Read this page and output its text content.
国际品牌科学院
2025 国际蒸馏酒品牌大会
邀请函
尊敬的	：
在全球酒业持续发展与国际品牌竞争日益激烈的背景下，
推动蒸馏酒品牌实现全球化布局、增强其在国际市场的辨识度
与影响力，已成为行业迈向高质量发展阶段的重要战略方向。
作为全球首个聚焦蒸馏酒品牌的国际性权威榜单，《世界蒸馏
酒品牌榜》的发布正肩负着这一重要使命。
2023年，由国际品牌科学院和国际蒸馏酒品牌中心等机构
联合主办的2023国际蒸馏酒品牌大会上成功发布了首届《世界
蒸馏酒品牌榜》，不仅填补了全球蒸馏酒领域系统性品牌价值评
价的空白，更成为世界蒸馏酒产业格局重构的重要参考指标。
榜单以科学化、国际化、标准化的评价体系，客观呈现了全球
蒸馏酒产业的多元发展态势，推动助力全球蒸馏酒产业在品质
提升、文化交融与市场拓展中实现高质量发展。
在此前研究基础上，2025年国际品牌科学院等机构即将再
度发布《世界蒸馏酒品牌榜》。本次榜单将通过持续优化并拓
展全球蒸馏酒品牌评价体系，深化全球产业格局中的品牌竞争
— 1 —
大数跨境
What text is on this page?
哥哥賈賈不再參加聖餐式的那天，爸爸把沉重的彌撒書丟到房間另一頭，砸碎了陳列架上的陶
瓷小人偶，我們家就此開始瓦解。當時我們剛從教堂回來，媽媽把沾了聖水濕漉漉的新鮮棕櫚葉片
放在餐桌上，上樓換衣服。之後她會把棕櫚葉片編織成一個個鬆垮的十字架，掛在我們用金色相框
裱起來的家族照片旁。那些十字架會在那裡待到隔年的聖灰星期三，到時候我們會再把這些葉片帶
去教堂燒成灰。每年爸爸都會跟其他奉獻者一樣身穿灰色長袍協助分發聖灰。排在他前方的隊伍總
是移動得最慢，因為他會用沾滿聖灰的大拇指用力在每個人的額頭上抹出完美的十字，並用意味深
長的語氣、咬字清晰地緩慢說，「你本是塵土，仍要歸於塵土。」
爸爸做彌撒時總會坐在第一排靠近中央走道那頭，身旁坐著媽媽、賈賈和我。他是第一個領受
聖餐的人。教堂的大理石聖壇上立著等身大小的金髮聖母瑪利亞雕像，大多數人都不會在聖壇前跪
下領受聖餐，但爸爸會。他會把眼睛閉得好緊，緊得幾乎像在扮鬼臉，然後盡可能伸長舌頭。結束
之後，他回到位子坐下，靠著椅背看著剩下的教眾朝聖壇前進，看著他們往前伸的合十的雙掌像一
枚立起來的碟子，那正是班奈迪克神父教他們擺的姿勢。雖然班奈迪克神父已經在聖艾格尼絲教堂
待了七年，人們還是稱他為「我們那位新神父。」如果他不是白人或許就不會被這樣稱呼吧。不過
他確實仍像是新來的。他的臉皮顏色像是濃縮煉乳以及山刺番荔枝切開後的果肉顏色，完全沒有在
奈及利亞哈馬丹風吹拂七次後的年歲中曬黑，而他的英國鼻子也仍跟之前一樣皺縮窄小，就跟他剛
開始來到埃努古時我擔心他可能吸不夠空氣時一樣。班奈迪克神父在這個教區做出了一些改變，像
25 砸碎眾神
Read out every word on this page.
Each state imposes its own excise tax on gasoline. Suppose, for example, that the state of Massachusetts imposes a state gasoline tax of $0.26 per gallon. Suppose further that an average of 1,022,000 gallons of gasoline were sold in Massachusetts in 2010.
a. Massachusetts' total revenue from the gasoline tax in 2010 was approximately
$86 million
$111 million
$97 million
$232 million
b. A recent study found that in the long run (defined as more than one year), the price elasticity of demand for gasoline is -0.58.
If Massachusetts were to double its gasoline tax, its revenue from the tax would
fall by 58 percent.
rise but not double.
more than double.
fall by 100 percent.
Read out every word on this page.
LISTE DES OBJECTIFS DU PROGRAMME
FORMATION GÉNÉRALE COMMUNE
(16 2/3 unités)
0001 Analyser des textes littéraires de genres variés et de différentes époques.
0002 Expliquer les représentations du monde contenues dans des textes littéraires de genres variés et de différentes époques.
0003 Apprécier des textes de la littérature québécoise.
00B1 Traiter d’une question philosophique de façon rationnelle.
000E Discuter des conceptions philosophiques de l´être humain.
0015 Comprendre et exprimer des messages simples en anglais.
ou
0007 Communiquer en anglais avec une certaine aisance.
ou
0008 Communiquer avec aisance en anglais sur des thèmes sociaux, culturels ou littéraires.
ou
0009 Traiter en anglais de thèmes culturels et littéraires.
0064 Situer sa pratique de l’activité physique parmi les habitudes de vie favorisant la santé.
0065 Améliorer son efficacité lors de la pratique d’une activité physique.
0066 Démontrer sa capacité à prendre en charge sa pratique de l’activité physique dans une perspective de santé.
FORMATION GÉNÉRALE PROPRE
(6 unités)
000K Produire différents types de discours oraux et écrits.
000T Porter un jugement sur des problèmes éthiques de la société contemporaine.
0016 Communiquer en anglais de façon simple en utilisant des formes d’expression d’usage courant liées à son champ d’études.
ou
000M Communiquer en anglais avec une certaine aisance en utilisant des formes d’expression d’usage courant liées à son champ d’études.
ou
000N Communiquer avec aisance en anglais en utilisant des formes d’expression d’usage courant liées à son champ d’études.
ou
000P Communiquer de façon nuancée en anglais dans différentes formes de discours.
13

-.-.-

EXERCISE DETAILS: Which lines include the word "formes"? Copy every one of them.

RESULT OF THIS TASK:
0016 Communiquer en anglais de façon simple en utilisant des formes d’expression d’usage courant liées à son champ d’études.
000M Communiquer en anglais avec une certaine aisance en utilisant des formes d’expression d’usage courant liées à son champ d’études.
000N Communiquer avec aisance en anglais en utilisant des formes d’expression d’usage courant liées à son champ d’études.
000P Communiquer de façon nuancée en anglais dans différentes formes de discours.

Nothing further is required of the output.